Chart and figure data
- - - -

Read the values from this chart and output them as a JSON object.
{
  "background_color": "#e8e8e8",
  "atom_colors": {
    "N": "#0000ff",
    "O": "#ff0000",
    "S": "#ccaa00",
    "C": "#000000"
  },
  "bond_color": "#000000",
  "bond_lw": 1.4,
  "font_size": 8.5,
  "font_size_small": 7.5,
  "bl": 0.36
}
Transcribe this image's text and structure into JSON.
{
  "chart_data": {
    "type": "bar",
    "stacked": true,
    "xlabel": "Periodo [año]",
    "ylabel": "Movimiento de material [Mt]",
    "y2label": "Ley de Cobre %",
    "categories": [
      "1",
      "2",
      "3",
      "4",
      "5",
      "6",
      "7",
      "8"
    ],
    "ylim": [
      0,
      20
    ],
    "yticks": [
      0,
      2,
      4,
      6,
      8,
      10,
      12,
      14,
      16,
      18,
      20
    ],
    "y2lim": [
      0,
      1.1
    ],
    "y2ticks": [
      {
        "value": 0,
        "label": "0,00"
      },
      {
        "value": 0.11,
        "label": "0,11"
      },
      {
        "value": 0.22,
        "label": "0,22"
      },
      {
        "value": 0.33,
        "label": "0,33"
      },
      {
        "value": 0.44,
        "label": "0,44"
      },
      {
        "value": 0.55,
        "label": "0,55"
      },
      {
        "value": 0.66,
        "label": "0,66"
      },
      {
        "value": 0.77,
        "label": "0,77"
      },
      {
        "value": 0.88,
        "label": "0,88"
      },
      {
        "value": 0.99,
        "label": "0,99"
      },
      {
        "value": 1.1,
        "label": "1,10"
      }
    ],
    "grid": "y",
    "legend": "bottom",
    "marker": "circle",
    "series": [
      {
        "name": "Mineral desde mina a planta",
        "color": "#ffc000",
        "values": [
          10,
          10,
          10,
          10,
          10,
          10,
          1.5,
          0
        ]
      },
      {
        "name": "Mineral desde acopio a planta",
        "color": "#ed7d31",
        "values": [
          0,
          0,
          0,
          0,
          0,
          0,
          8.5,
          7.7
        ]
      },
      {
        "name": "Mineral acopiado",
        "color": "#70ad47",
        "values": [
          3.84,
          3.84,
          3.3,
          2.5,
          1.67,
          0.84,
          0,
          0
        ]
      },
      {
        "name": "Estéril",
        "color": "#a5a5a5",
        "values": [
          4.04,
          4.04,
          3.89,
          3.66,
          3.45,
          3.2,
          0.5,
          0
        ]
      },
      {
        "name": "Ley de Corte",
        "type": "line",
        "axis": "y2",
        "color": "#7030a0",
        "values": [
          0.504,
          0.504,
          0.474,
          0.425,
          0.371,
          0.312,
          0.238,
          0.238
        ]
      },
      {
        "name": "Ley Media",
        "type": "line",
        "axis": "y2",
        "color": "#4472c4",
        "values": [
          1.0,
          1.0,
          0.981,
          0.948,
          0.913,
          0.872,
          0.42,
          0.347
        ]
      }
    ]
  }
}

- - - -

- _Given exercise_
How many lines in these entries hold the string "name"? Answer with the number alone.

- _Problem solution_
6